--- START EXERCISE MATERIAL ---
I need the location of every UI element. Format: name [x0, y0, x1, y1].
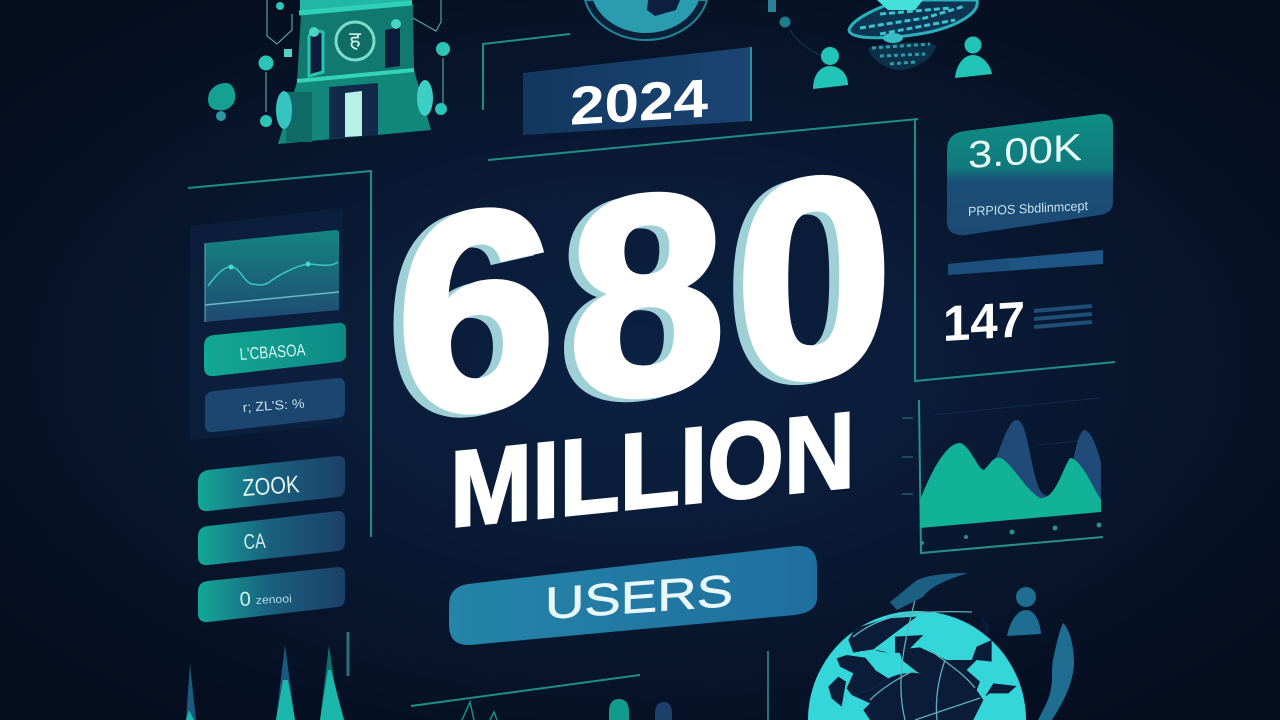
200K button: ZOOK [242, 471, 300, 502]
680 extrusion: 0 [725, 116, 883, 447]
zero button [198, 567, 345, 622]
panel background [190, 208, 343, 440]
front series [920, 443, 1101, 528]
icon: swoosh arrow right [1038, 623, 1074, 720]
line chart card [205, 230, 339, 322]
icon: world globe [808, 600, 1026, 720]
stat card 3.00K: 3.00K [968, 127, 1082, 177]
680 face: 0 [735, 113, 893, 444]
icon: user faded [1007, 587, 1041, 636]
stat 147 [943, 291, 1092, 352]
headline number 680 [386, 113, 893, 480]
icon: circuit connectors [266, 0, 443, 112]
icon: network globe [849, 0, 977, 70]
light landmass [860, 651, 917, 678]
progress bar [948, 250, 1103, 275]
CA button: CA [243, 530, 266, 554]
680 face: 8 [568, 130, 726, 461]
back series [995, 420, 1101, 505]
icon: top circle badge [585, 0, 707, 40]
680 extrusion: 8 [558, 133, 716, 464]
teal button: L'CBASOA [239, 340, 307, 364]
globe continents [828, 615, 1017, 720]
stat caption lines [1034, 306, 1092, 327]
stat card 3.00K [947, 114, 1113, 235]
200K button [198, 456, 345, 511]
bottom lollipop shapes [462, 699, 672, 720]
USERS text: USERS [545, 565, 733, 629]
USERS pill [449, 546, 817, 645]
icon: user right [955, 36, 992, 78]
frame lines [188, 34, 1115, 720]
icon: swoosh arrow top [890, 573, 968, 610]
stat card 3.00K: PRPIOS Sbdlinmcept [968, 198, 1088, 219]
icon: pin [208, 83, 235, 121]
blue button [205, 378, 345, 432]
680 extrusion: 6 [386, 149, 546, 480]
icon: circuit nodes [258, 2, 450, 127]
icon: user left [813, 47, 848, 89]
stat 147: 147 [943, 291, 1025, 352]
icon: building [276, 0, 433, 144]
680 face [396, 113, 893, 477]
CA button [198, 511, 345, 565]
zero button: zenooi [256, 593, 292, 607]
icon: small connector dots [768, 0, 822, 56]
globe meridians [853, 600, 980, 720]
zero button: 0 [239, 588, 251, 611]
year badge [523, 47, 751, 137]
blue button: r; ZL'S: % [242, 396, 306, 415]
area chart [902, 398, 1103, 553]
680 face: 6 [396, 146, 556, 477]
MILLION label: MILLION [450, 389, 855, 550]
teal button [204, 323, 346, 376]
icon: building: ह [349, 27, 361, 52]
year text: 2024 [570, 69, 708, 137]
spike chart [186, 645, 344, 720]
panel: left dashboard [190, 208, 346, 622]
680 extrusion [386, 116, 883, 480]
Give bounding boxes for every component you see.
--- END EXERCISE MATERIAL ---
> EXERCISE
Reproduce every line of the records above word for word, omitting the picture placeholders.

> RESPONSE BELOW
I need the location of every UI element. Format: name [x0, y0, x1, y1].
200K button: ZOOK [242, 471, 300, 502]
680 extrusion: 0 [725, 116, 883, 447]
zero button [198, 567, 345, 622]
panel background [190, 208, 343, 440]
front series [920, 443, 1101, 528]
icon: swoosh arrow right [1038, 623, 1074, 720]
line chart card [205, 230, 339, 322]
icon: world globe [808, 600, 1026, 720]
stat card 3.00K: 3.00K [968, 127, 1082, 177]
680 face: 0 [735, 113, 893, 444]
icon: user faded [1007, 587, 1041, 636]
stat 147 [943, 291, 1092, 352]
headline number 680 [386, 113, 893, 480]
icon: circuit connectors [266, 0, 443, 112]
icon: network globe [849, 0, 977, 70]
light landmass [860, 651, 917, 678]
progress bar [948, 250, 1103, 275]
CA button: CA [243, 530, 266, 554]
680 face: 8 [568, 130, 726, 461]
back series [995, 420, 1101, 505]
icon: top circle badge [585, 0, 707, 40]
680 extrusion: 8 [558, 133, 716, 464]
teal button: L'CBASOA [239, 340, 307, 364]
globe continents [828, 615, 1017, 720]
stat caption lines [1034, 306, 1092, 327]
stat card 3.00K [947, 114, 1113, 235]
200K button [198, 456, 345, 511]
bottom lollipop shapes [462, 699, 672, 720]
USERS text: USERS [545, 565, 733, 629]
USERS pill [449, 546, 817, 645]
icon: user right [955, 36, 992, 78]
frame lines [188, 34, 1115, 720]
icon: swoosh arrow top [890, 573, 968, 610]
stat card 3.00K: PRPIOS Sbdlinmcept [968, 198, 1088, 219]
icon: pin [208, 83, 235, 121]
blue button [205, 378, 345, 432]
680 extrusion: 6 [386, 149, 546, 480]
icon: circuit nodes [258, 2, 450, 127]
icon: user left [813, 47, 848, 89]
stat 147: 147 [943, 291, 1025, 352]
icon: building [276, 0, 433, 144]
680 face [396, 113, 893, 477]
CA button [198, 511, 345, 565]
zero button: zenooi [256, 593, 292, 607]
icon: small connector dots [768, 0, 822, 56]
globe meridians [853, 600, 980, 720]
zero button: 0 [239, 588, 251, 611]
year badge [523, 47, 751, 137]
blue button: r; ZL'S: % [242, 396, 306, 415]
area chart [902, 398, 1103, 553]
680 face: 6 [396, 146, 556, 477]
MILLION label: MILLION [450, 389, 855, 550]
teal button [204, 323, 346, 376]
icon: building: ह [349, 27, 361, 52]
year text: 2024 [570, 69, 708, 137]
spike chart [186, 645, 344, 720]
panel: left dashboard [190, 208, 346, 622]
680 extrusion [386, 116, 883, 480]
Give bounding boxes for every component you see.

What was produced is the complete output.